▸ Task directions
Skip every picture and transcribe the remaining material exactly.
[start Dataset rows]
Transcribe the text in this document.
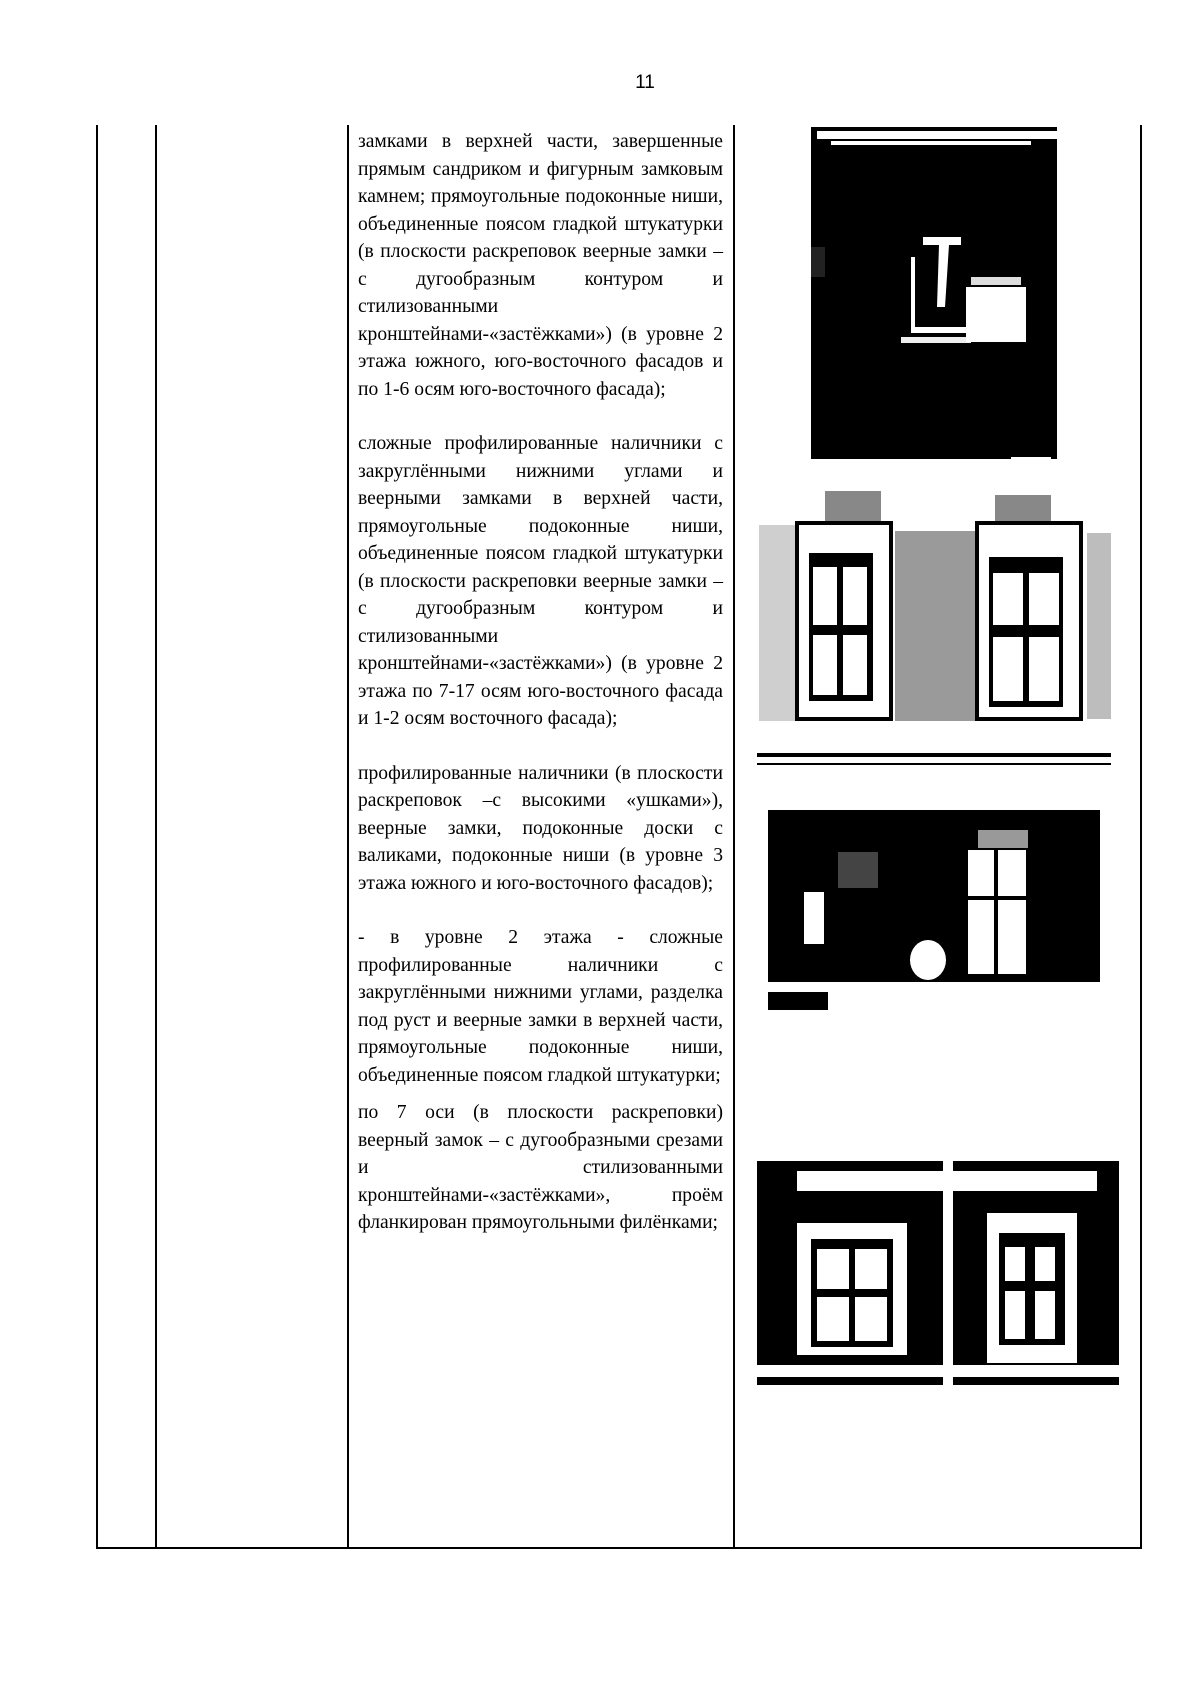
11

замками в верхней части, завершенные прямым сандриком и фигурным замковым камнем; прямоугольные подоконные ниши, объединенные поясом гладкой штукатурки (в плоскости раскреповок веерные замки – с дугообразным контуром и стилизованными кронштейнами-«застёжками») (в уровне 2 этажа южного, юго-восточного фасадов и по 1-6 осям юго-восточного фасада);

сложные профилированные наличники с закруглёнными нижними углами и веерными замками в верхней части, прямоугольные подоконные ниши, объединенные поясом гладкой штукатурки (в плоскости раскреповки веерные замки – с дугообразным контуром и стилизованными кронштейнами-«застёжками») (в уровне 2 этажа по 7-17 осям юго-восточного фасада и 1-2 осям восточного фасада);

профилированные наличники (в плоскости раскреповок –с высокими «ушками»), веерные замки, подоконные доски с валиками, подоконные ниши (в уровне 3 этажа южного и юго-восточного фасадов);

- в уровне 2 этажа - сложные профилированные наличники с закруглёнными нижними углами, разделка под руст и веерные замки в верхней части, прямоугольные подоконные ниши, объединенные поясом гладкой штукатурки;

по 7 оси (в плоскости раскреповки) веерный замок – с дугообразными срезами и стилизованными кронштейнами-«застёжками», проём фланкирован прямоугольными филёнками;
[end Dataset rows]
▸ Answer to this exercise
Transcribe the text in this document.
11

замками в верхней части, завершенные прямым сандриком и фигурным замковым камнем; прямоугольные подоконные ниши, объединенные поясом гладкой штукатурки (в плоскости раскреповок веерные замки – с дугообразным контуром и стилизованными кронштейнами-«застёжками») (в уровне 2 этажа южного, юго-восточного фасадов и по 1-6 осям юго-восточного фасада);

сложные профилированные наличники с закруглёнными нижними углами и веерными замками в верхней части, прямоугольные подоконные ниши, объединенные поясом гладкой штукатурки (в плоскости раскреповки веерные замки – с дугообразным контуром и стилизованными кронштейнами-«застёжками») (в уровне 2 этажа по 7-17 осям юго-восточного фасада и 1-2 осям восточного фасада);

профилированные наличники (в плоскости раскреповок –с высокими «ушками»), веерные замки, подоконные доски с валиками, подоконные ниши (в уровне 3 этажа южного и юго-восточного фасадов);

- в уровне 2 этажа - сложные профилированные наличники с закруглёнными нижними углами, разделка под руст и веерные замки в верхней части, прямоугольные подоконные ниши, объединенные поясом гладкой штукатурки;

по 7 оси (в плоскости раскреповки) веерный замок – с дугообразными срезами и стилизованными кронштейнами-«застёжками», проём фланкирован прямоугольными филёнками;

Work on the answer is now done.